Read the records and write them out again exactly.

══════

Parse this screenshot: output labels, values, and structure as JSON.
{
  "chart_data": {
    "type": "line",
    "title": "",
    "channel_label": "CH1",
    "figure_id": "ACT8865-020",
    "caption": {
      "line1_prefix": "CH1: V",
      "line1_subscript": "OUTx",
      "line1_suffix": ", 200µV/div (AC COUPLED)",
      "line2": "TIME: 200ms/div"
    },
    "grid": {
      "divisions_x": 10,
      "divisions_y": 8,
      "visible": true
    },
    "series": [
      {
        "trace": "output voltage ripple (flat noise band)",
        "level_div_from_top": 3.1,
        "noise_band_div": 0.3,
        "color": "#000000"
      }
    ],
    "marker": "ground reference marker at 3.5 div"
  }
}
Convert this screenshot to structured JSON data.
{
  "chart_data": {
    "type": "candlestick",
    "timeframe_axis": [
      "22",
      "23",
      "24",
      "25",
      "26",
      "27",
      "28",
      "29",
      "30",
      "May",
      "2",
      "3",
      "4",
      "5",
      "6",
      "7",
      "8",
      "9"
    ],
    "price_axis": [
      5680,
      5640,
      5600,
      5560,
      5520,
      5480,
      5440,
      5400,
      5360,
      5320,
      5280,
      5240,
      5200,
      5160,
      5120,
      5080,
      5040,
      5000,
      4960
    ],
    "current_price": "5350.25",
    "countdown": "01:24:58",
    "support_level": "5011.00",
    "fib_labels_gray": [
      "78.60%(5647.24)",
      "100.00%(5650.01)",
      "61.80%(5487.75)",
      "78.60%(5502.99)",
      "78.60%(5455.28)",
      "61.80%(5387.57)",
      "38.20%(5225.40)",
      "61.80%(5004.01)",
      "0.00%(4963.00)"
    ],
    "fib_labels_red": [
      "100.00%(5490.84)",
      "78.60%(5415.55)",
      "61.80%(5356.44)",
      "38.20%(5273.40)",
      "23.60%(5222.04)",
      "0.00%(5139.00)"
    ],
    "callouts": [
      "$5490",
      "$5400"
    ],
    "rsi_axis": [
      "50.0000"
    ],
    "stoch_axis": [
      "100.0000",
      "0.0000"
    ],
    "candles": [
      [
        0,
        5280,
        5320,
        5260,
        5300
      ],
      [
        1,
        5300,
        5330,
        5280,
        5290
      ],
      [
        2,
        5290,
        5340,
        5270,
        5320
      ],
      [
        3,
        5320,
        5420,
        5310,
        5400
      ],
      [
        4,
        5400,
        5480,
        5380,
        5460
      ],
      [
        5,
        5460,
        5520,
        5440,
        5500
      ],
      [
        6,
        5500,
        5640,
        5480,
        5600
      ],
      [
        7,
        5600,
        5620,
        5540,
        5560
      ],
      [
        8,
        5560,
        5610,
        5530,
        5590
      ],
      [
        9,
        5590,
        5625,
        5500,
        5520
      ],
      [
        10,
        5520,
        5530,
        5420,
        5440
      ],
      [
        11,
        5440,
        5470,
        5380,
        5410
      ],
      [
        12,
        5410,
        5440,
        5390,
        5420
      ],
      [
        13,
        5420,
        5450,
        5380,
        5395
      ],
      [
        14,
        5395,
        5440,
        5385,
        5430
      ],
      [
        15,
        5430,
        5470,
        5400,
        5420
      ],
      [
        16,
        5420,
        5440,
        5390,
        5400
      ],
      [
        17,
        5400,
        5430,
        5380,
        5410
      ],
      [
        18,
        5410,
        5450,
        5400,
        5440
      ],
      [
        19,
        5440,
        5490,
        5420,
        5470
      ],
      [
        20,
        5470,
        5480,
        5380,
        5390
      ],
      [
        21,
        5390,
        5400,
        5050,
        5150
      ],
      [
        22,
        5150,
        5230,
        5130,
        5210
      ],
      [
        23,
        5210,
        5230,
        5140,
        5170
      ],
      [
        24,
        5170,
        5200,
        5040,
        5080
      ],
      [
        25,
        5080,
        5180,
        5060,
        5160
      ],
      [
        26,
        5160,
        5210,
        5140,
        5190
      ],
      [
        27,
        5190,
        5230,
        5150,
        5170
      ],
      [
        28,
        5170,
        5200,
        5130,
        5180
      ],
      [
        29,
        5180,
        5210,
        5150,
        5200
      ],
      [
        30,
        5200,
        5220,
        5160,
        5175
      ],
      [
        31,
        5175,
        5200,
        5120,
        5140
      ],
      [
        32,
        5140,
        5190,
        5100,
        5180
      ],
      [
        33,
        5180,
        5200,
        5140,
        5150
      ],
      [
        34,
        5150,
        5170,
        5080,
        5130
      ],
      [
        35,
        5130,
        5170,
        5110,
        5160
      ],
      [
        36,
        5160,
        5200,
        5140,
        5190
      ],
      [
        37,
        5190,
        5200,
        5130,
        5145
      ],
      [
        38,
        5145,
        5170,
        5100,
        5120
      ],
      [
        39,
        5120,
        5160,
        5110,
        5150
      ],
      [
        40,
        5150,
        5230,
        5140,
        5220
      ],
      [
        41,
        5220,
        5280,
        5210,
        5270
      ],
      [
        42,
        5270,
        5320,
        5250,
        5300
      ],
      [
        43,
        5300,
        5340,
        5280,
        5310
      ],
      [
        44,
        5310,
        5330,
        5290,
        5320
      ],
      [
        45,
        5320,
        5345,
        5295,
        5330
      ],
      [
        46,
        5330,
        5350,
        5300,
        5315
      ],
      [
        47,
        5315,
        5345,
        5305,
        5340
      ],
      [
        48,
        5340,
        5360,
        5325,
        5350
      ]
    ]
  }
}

══════

**Task result**:
Parse this screenshot: output labels, values, and structure as JSON.
{
  "chart_data": {
    "type": "line",
    "title": "",
    "channel_label": "CH1",
    "figure_id": "ACT8865-020",
    "caption": {
      "line1_prefix": "CH1: V",
      "line1_subscript": "OUTx",
      "line1_suffix": ", 200µV/div (AC COUPLED)",
      "line2": "TIME: 200ms/div"
    },
    "grid": {
      "divisions_x": 10,
      "divisions_y": 8,
      "visible": true
    },
    "series": [
      {
        "trace": "output voltage ripple (flat noise band)",
        "level_div_from_top": 3.1,
        "noise_band_div": 0.3,
        "color": "#000000"
      }
    ],
    "marker": "ground reference marker at 3.5 div"
  }
}
Convert this screenshot to structured JSON data.
{
  "chart_data": {
    "type": "candlestick",
    "timeframe_axis": [
      "22",
      "23",
      "24",
      "25",
      "26",
      "27",
      "28",
      "29",
      "30",
      "May",
      "2",
      "3",
      "4",
      "5",
      "6",
      "7",
      "8",
      "9"
    ],
    "price_axis": [
      5680,
      5640,
      5600,
      5560,
      5520,
      5480,
      5440,
      5400,
      5360,
      5320,
      5280,
      5240,
      5200,
      5160,
      5120,
      5080,
      5040,
      5000,
      4960
    ],
    "current_price": "5350.25",
    "countdown": "01:24:58",
    "support_level": "5011.00",
    "fib_labels_gray": [
      "78.60%(5647.24)",
      "100.00%(5650.01)",
      "61.80%(5487.75)",
      "78.60%(5502.99)",
      "78.60%(5455.28)",
      "61.80%(5387.57)",
      "38.20%(5225.40)",
      "61.80%(5004.01)",
      "0.00%(4963.00)"
    ],
    "fib_labels_red": [
      "100.00%(5490.84)",
      "78.60%(5415.55)",
      "61.80%(5356.44)",
      "38.20%(5273.40)",
      "23.60%(5222.04)",
      "0.00%(5139.00)"
    ],
    "callouts": [
      "$5490",
      "$5400"
    ],
    "rsi_axis": [
      "50.0000"
    ],
    "stoch_axis": [
      "100.0000",
      "0.0000"
    ],
    "candles": [
      [
        0,
        5280,
        5320,
        5260,
        5300
      ],
      [
        1,
        5300,
        5330,
        5280,
        5290
      ],
      [
        2,
        5290,
        5340,
        5270,
        5320
      ],
      [
        3,
        5320,
        5420,
        5310,
        5400
      ],
      [
        4,
        5400,
        5480,
        5380,
        5460
      ],
      [
        5,
        5460,
        5520,
        5440,
        5500
      ],
      [
        6,
        5500,
        5640,
        5480,
        5600
      ],
      [
        7,
        5600,
        5620,
        5540,
        5560
      ],
      [
        8,
        5560,
        5610,
        5530,
        5590
      ],
      [
        9,
        5590,
        5625,
        5500,
        5520
      ],
      [
        10,
        5520,
        5530,
        5420,
        5440
      ],
      [
        11,
        5440,
        5470,
        5380,
        5410
      ],
      [
        12,
        5410,
        5440,
        5390,
        5420
      ],
      [
        13,
        5420,
        5450,
        5380,
        5395
      ],
      [
        14,
        5395,
        5440,
        5385,
        5430
      ],
      [
        15,
        5430,
        5470,
        5400,
        5420
      ],
      [
        16,
        5420,
        5440,
        5390,
        5400
      ],
      [
        17,
        5400,
        5430,
        5380,
        5410
      ],
      [
        18,
        5410,
        5450,
        5400,
        5440
      ],
      [
        19,
        5440,
        5490,
        5420,
        5470
      ],
      [
        20,
        5470,
        5480,
        5380,
        5390
      ],
      [
        21,
        5390,
        5400,
        5050,
        5150
      ],
      [
        22,
        5150,
        5230,
        5130,
        5210
      ],
      [
        23,
        5210,
        5230,
        5140,
        5170
      ],
      [
        24,
        5170,
        5200,
        5040,
        5080
      ],
      [
        25,
        5080,
        5180,
        5060,
        5160
      ],
      [
        26,
        5160,
        5210,
        5140,
        5190
      ],
      [
        27,
        5190,
        5230,
        5150,
        5170
      ],
      [
        28,
        5170,
        5200,
        5130,
        5180
      ],
      [
        29,
        5180,
        5210,
        5150,
        5200
      ],
      [
        30,
        5200,
        5220,
        5160,
        5175
      ],
      [
        31,
        5175,
        5200,
        5120,
        5140
      ],
      [
        32,
        5140,
        5190,
        5100,
        5180
      ],
      [
        33,
        5180,
        5200,
        5140,
        5150
      ],
      [
        34,
        5150,
        5170,
        5080,
        5130
      ],
      [
        35,
        5130,
        5170,
        5110,
        5160
      ],
      [
        36,
        5160,
        5200,
        5140,
        5190
      ],
      [
        37,
        5190,
        5200,
        5130,
        5145
      ],
      [
        38,
        5145,
        5170,
        5100,
        5120
      ],
      [
        39,
        5120,
        5160,
        5110,
        5150
      ],
      [
        40,
        5150,
        5230,
        5140,
        5220
      ],
      [
        41,
        5220,
        5280,
        5210,
        5270
      ],
      [
        42,
        5270,
        5320,
        5250,
        5300
      ],
      [
        43,
        5300,
        5340,
        5280,
        5310
      ],
      [
        44,
        5310,
        5330,
        5290,
        5320
      ],
      [
        45,
        5320,
        5345,
        5295,
        5330
      ],
      [
        46,
        5330,
        5350,
        5300,
        5315
      ],
      [
        47,
        5315,
        5345,
        5305,
        5340
      ],
      [
        48,
        5340,
        5360,
        5325,
        5350
      ]
    ]
  }
}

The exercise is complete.